Dataset excerpt:
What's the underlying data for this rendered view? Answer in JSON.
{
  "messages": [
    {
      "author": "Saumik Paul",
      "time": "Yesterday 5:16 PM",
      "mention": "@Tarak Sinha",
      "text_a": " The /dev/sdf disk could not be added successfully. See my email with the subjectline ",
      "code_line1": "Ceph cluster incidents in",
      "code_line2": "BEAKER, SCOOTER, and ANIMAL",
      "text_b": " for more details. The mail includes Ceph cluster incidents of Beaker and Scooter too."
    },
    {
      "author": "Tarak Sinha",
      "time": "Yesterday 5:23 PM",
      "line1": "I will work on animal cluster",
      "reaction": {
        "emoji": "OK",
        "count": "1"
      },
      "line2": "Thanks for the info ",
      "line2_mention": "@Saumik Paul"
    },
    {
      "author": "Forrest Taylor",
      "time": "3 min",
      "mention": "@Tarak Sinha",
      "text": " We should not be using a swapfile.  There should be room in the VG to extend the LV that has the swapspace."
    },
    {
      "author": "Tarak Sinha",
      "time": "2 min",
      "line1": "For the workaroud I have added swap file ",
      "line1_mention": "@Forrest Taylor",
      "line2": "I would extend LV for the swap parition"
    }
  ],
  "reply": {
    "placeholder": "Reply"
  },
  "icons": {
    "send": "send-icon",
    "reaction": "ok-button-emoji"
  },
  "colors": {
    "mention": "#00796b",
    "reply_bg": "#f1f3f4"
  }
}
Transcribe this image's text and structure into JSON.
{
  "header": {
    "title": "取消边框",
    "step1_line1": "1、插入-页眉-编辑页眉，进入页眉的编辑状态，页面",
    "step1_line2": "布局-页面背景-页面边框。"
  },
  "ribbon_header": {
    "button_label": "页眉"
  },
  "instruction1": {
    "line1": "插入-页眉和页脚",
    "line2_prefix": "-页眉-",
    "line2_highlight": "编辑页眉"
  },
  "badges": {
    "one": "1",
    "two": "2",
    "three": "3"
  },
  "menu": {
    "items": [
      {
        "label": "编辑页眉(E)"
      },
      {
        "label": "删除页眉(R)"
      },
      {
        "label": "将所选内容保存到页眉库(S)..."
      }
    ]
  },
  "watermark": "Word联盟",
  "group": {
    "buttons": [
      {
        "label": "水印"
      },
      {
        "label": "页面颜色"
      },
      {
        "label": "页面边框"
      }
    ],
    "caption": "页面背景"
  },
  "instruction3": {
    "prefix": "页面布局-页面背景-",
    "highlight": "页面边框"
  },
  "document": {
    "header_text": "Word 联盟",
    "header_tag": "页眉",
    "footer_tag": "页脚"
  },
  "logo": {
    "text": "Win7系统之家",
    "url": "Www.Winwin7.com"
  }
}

[TASK DIRECTIONS]:
Return the whole listing exactly.

[WORKED SOLUTION]:
What's the underlying data for this rendered view? Answer in JSON.
{
  "messages": [
    {
      "author": "Saumik Paul",
      "time": "Yesterday 5:16 PM",
      "mention": "@Tarak Sinha",
      "text_a": " The /dev/sdf disk could not be added successfully. See my email with the subjectline ",
      "code_line1": "Ceph cluster incidents in",
      "code_line2": "BEAKER, SCOOTER, and ANIMAL",
      "text_b": " for more details. The mail includes Ceph cluster incidents of Beaker and Scooter too."
    },
    {
      "author": "Tarak Sinha",
      "time": "Yesterday 5:23 PM",
      "line1": "I will work on animal cluster",
      "reaction": {
        "emoji": "OK",
        "count": "1"
      },
      "line2": "Thanks for the info ",
      "line2_mention": "@Saumik Paul"
    },
    {
      "author": "Forrest Taylor",
      "time": "3 min",
      "mention": "@Tarak Sinha",
      "text": " We should not be using a swapfile.  There should be room in the VG to extend the LV that has the swapspace."
    },
    {
      "author": "Tarak Sinha",
      "time": "2 min",
      "line1": "For the workaroud I have added swap file ",
      "line1_mention": "@Forrest Taylor",
      "line2": "I would extend LV for the swap parition"
    }
  ],
  "reply": {
    "placeholder": "Reply"
  },
  "icons": {
    "send": "send-icon",
    "reaction": "ok-button-emoji"
  },
  "colors": {
    "mention": "#00796b",
    "reply_bg": "#f1f3f4"
  }
}
Transcribe this image's text and structure into JSON.
{
  "header": {
    "title": "取消边框",
    "step1_line1": "1、插入-页眉-编辑页眉，进入页眉的编辑状态，页面",
    "step1_line2": "布局-页面背景-页面边框。"
  },
  "ribbon_header": {
    "button_label": "页眉"
  },
  "instruction1": {
    "line1": "插入-页眉和页脚",
    "line2_prefix": "-页眉-",
    "line2_highlight": "编辑页眉"
  },
  "badges": {
    "one": "1",
    "two": "2",
    "three": "3"
  },
  "menu": {
    "items": [
      {
        "label": "编辑页眉(E)"
      },
      {
        "label": "删除页眉(R)"
      },
      {
        "label": "将所选内容保存到页眉库(S)..."
      }
    ]
  },
  "watermark": "Word联盟",
  "group": {
    "buttons": [
      {
        "label": "水印"
      },
      {
        "label": "页面颜色"
      },
      {
        "label": "页面边框"
      }
    ],
    "caption": "页面背景"
  },
  "instruction3": {
    "prefix": "页面布局-页面背景-",
    "highlight": "页面边框"
  },
  "document": {
    "header_text": "Word 联盟",
    "header_tag": "页眉",
    "footer_tag": "页脚"
  },
  "logo": {
    "text": "Win7系统之家",
    "url": "Www.Winwin7.com"
  }
}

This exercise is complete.